The exercise: Go through the data below. Pull out every line that has the word "Kirchenbezirk".

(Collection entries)
━━━━━━

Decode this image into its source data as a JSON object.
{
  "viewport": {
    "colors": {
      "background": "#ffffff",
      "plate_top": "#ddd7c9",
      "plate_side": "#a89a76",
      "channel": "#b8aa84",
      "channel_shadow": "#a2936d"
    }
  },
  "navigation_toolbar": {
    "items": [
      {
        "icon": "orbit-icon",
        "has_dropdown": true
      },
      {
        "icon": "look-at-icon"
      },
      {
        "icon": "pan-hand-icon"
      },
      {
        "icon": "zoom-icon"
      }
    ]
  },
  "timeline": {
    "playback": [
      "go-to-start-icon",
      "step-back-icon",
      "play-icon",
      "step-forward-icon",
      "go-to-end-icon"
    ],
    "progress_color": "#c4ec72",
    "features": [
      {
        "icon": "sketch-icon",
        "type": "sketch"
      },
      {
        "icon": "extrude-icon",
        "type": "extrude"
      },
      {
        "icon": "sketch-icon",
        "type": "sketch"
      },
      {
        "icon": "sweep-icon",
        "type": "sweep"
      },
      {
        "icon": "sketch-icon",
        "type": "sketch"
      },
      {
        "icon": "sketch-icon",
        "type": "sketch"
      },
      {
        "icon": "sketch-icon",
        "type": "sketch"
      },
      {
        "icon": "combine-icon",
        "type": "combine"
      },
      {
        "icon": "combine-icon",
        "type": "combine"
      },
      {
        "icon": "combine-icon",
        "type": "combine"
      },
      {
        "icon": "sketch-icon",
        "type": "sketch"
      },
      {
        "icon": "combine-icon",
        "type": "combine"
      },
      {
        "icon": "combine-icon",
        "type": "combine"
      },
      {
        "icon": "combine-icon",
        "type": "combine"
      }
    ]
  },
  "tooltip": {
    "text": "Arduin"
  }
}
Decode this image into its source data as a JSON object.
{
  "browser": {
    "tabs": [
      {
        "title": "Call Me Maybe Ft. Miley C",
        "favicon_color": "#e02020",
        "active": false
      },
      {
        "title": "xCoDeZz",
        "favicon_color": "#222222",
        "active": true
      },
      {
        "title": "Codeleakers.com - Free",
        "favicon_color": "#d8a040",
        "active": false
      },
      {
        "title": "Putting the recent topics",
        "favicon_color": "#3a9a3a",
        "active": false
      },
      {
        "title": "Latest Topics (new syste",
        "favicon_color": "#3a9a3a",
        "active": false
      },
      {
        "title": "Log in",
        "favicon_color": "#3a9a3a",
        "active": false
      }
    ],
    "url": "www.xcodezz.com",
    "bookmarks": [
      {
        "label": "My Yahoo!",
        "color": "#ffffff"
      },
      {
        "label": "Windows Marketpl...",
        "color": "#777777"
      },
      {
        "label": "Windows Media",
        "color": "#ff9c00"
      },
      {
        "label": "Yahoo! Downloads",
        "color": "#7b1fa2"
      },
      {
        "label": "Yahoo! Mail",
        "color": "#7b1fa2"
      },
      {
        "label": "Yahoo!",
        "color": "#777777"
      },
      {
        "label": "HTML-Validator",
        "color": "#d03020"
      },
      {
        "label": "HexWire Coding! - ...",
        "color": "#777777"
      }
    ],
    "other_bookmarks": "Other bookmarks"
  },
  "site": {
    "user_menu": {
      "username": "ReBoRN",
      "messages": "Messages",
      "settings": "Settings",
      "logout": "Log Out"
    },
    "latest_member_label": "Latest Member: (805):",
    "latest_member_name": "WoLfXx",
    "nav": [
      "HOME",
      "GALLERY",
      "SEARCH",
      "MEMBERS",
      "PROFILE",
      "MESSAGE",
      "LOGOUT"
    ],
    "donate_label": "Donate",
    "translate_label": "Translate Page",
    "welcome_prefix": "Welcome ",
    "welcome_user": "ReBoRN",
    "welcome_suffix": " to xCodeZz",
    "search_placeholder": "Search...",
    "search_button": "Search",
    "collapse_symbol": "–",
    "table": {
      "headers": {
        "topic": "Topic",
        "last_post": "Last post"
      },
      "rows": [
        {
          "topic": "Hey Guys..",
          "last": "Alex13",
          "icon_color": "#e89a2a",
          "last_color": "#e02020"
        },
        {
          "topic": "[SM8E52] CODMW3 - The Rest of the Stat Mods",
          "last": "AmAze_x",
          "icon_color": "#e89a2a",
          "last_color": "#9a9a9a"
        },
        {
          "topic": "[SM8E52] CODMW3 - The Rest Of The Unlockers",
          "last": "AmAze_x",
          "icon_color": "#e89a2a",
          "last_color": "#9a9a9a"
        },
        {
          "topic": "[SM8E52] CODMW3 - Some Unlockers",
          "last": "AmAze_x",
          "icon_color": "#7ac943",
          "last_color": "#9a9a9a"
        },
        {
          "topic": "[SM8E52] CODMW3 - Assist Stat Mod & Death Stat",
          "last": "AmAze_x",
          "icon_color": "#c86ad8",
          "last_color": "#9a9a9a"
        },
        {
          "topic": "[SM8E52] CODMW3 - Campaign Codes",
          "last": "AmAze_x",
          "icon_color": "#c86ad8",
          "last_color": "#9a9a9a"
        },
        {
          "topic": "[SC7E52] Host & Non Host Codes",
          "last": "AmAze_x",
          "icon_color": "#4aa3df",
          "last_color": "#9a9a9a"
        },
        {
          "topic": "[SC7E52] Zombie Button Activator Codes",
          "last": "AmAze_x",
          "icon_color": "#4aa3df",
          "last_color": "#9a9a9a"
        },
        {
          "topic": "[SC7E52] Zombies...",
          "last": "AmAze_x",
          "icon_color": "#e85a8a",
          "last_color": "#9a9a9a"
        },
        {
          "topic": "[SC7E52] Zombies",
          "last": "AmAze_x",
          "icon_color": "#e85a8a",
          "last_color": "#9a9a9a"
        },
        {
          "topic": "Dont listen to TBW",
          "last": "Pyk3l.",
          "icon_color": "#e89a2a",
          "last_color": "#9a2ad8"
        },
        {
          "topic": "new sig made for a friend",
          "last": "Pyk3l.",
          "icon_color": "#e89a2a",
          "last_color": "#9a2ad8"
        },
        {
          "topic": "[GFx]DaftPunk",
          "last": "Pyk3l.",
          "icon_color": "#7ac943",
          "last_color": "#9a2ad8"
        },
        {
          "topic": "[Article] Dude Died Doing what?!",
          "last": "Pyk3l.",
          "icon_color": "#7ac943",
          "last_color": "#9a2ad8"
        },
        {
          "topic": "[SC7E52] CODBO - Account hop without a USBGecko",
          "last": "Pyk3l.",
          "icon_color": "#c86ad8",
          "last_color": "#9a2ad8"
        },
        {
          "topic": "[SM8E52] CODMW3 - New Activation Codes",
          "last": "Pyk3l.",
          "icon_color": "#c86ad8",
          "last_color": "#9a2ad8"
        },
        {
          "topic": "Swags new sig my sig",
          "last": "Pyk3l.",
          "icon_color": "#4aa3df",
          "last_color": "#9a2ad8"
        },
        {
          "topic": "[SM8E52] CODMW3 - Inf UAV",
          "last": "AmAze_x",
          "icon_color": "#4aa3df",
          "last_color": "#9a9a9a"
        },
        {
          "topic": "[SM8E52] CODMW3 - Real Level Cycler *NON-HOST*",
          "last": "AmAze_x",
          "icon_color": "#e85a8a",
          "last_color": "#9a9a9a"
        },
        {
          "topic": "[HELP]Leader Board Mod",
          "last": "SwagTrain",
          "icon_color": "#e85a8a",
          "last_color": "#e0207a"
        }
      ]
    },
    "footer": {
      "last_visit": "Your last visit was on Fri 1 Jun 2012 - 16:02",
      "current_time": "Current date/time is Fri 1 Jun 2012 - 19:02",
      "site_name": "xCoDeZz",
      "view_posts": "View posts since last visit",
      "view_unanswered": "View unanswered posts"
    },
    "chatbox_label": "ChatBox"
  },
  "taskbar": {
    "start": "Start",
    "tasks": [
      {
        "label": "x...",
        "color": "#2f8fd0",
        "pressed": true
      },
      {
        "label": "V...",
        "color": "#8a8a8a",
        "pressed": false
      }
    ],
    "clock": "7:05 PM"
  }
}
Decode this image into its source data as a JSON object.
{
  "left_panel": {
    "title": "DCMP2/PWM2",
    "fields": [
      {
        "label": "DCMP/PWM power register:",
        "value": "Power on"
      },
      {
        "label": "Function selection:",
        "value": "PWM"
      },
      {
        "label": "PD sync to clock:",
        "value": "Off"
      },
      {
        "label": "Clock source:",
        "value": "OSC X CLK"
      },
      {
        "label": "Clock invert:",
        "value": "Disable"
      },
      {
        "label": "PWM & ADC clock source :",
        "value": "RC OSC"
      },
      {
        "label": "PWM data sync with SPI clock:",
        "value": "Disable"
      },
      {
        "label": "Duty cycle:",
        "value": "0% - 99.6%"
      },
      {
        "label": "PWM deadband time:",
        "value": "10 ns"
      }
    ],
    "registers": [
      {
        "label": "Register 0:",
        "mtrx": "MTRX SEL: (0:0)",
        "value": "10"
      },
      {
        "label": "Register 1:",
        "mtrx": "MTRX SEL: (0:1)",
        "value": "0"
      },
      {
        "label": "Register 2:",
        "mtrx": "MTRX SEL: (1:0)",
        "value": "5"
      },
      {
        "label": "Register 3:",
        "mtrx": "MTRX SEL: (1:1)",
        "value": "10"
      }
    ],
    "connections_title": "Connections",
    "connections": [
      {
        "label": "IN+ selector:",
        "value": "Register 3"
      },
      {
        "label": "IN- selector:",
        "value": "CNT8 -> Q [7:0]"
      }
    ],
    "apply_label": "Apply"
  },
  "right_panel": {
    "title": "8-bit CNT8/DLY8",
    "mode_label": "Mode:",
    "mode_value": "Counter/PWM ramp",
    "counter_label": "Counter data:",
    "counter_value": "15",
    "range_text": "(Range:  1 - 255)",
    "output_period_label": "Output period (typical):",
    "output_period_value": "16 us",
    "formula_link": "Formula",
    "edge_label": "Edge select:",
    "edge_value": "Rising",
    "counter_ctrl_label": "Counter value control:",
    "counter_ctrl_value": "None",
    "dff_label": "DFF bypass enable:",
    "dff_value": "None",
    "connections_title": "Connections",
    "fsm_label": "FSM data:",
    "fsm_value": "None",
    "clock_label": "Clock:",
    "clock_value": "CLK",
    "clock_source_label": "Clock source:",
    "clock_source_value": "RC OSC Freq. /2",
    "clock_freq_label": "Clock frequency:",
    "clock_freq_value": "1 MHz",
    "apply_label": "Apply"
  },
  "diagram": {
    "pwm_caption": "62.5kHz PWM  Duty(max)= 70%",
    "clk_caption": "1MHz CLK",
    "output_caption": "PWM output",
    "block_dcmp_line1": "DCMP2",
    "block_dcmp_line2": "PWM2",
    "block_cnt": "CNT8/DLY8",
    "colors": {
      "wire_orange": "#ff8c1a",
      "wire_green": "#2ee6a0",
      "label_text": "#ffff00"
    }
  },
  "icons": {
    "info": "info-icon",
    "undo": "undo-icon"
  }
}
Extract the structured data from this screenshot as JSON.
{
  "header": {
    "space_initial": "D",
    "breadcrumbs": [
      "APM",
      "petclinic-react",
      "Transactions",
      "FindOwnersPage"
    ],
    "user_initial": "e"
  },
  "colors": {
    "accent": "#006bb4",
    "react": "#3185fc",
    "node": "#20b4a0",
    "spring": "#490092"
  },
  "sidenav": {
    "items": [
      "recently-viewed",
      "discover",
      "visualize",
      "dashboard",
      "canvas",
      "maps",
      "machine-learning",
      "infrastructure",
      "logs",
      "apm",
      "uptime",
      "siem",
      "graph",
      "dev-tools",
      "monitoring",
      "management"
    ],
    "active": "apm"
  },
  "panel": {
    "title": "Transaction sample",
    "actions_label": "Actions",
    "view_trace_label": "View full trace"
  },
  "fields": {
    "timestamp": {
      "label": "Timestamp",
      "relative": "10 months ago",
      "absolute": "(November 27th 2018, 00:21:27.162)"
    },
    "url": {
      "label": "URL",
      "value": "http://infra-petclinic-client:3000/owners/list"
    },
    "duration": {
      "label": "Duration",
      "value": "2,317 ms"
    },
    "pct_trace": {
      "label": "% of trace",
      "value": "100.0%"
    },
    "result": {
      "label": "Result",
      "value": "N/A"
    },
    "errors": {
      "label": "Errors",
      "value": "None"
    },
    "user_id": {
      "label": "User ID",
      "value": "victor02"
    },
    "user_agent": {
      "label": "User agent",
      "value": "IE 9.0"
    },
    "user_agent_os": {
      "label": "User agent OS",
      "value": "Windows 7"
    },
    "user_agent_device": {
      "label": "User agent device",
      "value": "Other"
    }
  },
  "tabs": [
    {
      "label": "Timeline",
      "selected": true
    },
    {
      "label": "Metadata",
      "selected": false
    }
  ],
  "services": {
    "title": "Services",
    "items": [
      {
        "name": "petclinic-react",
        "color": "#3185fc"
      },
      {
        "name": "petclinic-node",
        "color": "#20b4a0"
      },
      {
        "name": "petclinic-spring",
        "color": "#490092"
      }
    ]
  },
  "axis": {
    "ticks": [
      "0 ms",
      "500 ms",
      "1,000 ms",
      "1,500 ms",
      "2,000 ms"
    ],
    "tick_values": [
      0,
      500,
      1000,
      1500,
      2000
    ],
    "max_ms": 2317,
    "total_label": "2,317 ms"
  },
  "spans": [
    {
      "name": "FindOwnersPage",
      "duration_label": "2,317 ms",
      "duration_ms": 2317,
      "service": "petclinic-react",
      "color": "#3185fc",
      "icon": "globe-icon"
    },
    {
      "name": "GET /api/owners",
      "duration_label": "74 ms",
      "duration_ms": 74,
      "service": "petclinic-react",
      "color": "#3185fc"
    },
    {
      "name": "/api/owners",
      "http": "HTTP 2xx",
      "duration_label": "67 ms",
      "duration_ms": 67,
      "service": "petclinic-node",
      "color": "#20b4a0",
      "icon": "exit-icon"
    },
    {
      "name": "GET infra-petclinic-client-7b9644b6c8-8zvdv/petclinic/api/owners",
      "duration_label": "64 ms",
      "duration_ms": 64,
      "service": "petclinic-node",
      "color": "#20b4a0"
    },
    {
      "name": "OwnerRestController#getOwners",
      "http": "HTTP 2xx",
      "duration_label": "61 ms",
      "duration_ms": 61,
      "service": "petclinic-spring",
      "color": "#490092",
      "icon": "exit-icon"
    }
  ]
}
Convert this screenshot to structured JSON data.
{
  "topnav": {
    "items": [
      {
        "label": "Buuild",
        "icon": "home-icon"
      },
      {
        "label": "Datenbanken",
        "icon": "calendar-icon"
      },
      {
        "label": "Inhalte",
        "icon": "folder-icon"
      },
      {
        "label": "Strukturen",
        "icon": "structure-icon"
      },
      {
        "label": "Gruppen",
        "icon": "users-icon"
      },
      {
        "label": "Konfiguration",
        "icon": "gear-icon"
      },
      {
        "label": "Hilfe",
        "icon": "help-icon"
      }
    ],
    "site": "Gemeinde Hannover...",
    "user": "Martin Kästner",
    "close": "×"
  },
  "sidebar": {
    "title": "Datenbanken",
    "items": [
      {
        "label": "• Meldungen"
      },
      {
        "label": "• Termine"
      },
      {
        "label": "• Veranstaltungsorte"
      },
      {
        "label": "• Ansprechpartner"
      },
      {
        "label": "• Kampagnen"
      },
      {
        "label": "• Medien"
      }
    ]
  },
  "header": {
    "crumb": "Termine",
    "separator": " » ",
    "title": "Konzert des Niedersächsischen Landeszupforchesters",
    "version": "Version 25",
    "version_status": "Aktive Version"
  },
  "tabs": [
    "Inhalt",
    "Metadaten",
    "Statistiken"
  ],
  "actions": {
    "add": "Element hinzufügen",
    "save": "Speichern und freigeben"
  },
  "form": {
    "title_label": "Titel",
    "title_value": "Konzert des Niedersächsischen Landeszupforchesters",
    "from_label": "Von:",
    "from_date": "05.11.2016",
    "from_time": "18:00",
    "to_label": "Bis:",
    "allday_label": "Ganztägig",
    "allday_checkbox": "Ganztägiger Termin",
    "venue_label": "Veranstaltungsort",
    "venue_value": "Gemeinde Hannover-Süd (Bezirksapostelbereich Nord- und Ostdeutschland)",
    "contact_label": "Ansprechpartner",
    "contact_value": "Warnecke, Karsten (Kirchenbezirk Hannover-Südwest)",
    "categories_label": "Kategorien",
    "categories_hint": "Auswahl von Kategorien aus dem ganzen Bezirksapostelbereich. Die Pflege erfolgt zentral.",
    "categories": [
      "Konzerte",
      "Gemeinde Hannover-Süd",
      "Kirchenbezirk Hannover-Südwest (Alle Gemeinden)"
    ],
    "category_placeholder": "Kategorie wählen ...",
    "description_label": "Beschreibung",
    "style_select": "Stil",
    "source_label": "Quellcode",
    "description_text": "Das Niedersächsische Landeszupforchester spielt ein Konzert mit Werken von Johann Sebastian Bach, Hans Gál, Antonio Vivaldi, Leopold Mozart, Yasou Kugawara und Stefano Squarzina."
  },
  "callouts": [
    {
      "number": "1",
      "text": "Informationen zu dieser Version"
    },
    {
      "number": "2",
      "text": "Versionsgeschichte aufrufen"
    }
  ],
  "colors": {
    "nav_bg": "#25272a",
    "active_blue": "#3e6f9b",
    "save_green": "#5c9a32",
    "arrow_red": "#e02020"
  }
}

━━━━━━

Result:
    "contact_value": "Warnecke, Karsten (Kirchenbezirk Hannover-Südwest)",
      "Kirchenbezirk Hannover-Südwest (Alle Gemeinden)"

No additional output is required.